# PROBLEM TO SOLVE
Take every line from the listing below that contains "членов".

(Rows from a dataset)
::::::

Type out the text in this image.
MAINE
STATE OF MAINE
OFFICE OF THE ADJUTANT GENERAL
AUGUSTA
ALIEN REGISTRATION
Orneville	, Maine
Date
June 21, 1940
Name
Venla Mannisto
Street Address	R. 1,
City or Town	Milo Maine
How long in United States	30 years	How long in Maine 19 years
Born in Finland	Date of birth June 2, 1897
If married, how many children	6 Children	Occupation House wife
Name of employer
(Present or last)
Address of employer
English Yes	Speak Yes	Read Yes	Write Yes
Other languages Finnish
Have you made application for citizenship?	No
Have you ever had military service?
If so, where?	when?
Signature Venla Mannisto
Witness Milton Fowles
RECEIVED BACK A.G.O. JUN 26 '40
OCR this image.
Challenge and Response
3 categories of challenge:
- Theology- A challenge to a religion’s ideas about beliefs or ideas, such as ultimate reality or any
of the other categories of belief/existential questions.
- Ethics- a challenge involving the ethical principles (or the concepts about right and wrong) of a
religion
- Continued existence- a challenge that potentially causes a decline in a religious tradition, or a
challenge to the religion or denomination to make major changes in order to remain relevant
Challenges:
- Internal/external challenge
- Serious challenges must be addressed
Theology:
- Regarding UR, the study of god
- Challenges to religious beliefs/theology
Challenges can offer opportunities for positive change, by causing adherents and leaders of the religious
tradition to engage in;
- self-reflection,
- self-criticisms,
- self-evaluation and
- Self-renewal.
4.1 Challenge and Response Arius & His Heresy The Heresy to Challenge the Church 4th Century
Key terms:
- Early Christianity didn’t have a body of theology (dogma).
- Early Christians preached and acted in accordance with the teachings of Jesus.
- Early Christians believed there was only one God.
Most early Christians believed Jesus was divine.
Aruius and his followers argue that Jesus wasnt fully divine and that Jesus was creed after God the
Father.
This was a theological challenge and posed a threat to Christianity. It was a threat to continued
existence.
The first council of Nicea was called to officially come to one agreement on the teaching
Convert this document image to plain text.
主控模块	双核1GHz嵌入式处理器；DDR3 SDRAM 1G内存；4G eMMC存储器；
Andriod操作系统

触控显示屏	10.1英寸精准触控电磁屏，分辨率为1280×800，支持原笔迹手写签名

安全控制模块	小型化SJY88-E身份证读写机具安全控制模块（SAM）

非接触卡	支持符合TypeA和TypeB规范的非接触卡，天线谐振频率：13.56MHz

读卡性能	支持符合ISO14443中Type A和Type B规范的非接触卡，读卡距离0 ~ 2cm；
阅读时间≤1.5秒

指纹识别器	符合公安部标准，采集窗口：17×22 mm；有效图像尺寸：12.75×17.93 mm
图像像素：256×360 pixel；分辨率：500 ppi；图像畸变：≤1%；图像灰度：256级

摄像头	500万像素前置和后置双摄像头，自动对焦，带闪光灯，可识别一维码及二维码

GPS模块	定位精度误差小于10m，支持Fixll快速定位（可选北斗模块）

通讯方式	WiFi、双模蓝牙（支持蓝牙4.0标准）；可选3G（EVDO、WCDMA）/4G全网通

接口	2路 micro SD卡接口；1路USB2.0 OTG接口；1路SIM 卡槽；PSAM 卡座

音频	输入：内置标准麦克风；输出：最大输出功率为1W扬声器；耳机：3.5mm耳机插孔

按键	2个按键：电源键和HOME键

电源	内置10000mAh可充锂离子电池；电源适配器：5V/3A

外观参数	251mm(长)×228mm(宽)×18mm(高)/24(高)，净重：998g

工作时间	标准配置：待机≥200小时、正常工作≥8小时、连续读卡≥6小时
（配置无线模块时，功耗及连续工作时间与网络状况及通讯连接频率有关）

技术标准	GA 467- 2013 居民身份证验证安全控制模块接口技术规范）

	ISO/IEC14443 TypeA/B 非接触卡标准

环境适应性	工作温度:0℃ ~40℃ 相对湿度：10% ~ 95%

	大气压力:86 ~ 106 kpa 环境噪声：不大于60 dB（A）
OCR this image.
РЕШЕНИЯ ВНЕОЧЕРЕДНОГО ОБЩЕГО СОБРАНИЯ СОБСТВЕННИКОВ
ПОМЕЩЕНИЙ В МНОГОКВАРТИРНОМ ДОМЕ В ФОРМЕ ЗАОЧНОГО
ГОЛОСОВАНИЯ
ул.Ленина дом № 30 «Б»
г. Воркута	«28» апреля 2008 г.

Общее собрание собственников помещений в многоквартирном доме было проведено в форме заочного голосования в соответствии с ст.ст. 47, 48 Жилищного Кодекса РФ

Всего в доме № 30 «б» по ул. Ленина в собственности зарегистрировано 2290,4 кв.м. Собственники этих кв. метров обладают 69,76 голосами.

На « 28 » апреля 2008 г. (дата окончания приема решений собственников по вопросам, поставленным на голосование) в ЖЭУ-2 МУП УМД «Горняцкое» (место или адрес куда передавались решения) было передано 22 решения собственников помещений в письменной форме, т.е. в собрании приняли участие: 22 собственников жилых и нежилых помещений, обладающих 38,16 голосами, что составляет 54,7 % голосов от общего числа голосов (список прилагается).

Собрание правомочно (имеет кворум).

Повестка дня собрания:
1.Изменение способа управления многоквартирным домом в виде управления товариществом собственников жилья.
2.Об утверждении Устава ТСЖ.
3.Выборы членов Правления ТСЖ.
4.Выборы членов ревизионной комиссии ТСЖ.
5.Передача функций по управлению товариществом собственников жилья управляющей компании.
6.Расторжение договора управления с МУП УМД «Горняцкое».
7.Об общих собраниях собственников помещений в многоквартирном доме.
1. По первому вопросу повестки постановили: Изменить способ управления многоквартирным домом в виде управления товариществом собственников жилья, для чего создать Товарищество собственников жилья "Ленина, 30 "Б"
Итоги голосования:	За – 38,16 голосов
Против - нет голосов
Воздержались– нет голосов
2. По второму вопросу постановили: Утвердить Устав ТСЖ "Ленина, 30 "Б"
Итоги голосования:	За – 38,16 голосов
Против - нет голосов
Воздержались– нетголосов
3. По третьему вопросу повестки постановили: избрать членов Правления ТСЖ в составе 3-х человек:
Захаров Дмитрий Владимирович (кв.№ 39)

::::::

# ANSWER FOR THIS EXERCISE
3.Выборы членов Правления ТСЖ.
4.Выборы членов ревизионной комиссии ТСЖ.
3. По третьему вопросу повестки постановили: избрать членов Правления ТСЖ в составе 3-х человек:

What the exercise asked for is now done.